>> Start Data shown
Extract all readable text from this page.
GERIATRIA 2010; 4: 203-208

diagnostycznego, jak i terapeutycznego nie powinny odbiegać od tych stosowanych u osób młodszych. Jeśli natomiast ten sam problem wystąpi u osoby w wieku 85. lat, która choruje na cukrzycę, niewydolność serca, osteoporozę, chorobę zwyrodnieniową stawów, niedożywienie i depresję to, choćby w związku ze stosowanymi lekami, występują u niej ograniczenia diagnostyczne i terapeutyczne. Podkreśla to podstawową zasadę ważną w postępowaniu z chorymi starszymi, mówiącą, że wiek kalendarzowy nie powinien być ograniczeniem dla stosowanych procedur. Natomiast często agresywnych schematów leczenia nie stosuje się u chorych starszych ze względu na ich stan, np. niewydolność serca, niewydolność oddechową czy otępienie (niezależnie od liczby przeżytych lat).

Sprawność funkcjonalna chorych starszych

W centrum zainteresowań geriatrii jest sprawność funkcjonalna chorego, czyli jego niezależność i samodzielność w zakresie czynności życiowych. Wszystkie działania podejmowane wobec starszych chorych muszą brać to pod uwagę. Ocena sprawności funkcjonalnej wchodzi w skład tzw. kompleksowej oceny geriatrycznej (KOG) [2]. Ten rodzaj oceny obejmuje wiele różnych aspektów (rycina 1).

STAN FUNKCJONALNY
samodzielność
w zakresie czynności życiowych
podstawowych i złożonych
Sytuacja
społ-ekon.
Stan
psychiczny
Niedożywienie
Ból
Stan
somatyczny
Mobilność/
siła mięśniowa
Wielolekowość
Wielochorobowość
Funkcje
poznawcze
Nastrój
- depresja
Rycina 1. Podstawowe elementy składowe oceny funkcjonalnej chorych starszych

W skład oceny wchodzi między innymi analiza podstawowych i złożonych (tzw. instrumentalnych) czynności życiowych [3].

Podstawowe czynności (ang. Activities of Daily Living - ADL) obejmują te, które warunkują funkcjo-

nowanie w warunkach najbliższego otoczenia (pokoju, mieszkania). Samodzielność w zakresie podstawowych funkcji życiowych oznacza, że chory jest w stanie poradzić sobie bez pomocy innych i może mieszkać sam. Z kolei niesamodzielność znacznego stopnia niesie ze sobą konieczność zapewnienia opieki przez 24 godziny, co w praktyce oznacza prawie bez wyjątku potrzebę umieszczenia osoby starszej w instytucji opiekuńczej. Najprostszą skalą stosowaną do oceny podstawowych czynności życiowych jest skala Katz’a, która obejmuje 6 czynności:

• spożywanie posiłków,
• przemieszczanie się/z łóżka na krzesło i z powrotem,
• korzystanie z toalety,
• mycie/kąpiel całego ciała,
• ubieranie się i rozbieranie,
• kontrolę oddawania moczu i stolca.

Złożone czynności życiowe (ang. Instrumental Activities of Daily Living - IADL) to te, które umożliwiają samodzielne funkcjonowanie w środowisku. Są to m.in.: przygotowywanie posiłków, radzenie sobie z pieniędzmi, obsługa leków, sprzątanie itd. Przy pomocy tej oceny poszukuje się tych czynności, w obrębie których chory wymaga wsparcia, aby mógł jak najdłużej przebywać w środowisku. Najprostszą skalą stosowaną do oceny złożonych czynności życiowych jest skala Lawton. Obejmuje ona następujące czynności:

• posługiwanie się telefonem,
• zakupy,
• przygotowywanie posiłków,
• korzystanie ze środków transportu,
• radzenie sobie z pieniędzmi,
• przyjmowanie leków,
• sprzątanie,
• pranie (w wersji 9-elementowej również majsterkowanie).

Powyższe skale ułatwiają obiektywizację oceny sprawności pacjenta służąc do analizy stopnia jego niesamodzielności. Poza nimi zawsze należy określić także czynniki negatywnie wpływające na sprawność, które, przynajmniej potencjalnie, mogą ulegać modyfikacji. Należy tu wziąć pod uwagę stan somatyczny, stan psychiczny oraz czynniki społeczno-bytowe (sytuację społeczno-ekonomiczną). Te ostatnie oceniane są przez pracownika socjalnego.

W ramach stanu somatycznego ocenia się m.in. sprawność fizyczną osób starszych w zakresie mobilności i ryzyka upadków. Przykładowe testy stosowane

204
>> End Data shown
Every line in the data above that contains "korzystanie" needs to be copied.

Complete output:
• korzystanie z toalety,
• korzystanie ze środków transportu,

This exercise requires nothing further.